▸ **WRITTEN REQUEST**: Copy all the material below, exactly as it stands.
- - - - -
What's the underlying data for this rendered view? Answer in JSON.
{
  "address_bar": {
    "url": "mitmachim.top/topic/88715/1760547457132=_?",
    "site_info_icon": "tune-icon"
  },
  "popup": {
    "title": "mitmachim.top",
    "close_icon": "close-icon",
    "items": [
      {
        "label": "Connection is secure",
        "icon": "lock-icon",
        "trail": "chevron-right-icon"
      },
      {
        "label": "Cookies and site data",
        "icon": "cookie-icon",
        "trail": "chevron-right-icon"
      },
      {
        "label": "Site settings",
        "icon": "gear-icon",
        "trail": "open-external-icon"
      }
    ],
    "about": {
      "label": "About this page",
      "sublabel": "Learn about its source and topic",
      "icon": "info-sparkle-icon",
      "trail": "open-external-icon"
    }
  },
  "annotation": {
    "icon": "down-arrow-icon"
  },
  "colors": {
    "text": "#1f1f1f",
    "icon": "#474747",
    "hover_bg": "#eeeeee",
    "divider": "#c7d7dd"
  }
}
- - - - -
▸ **EXERCISE RESPONSE**:
What's the underlying data for this rendered view? Answer in JSON.
{
  "address_bar": {
    "url": "mitmachim.top/topic/88715/1760547457132=_?",
    "site_info_icon": "tune-icon"
  },
  "popup": {
    "title": "mitmachim.top",
    "close_icon": "close-icon",
    "items": [
      {
        "label": "Connection is secure",
        "icon": "lock-icon",
        "trail": "chevron-right-icon"
      },
      {
        "label": "Cookies and site data",
        "icon": "cookie-icon",
        "trail": "chevron-right-icon"
      },
      {
        "label": "Site settings",
        "icon": "gear-icon",
        "trail": "open-external-icon"
      }
    ],
    "about": {
      "label": "About this page",
      "sublabel": "Learn about its source and topic",
      "icon": "info-sparkle-icon",
      "trail": "open-external-icon"
    }
  },
  "annotation": {
    "icon": "down-arrow-icon"
  },
  "colors": {
    "text": "#1f1f1f",
    "icon": "#474747",
    "hover_bg": "#eeeeee",
    "divider": "#c7d7dd"
  }
}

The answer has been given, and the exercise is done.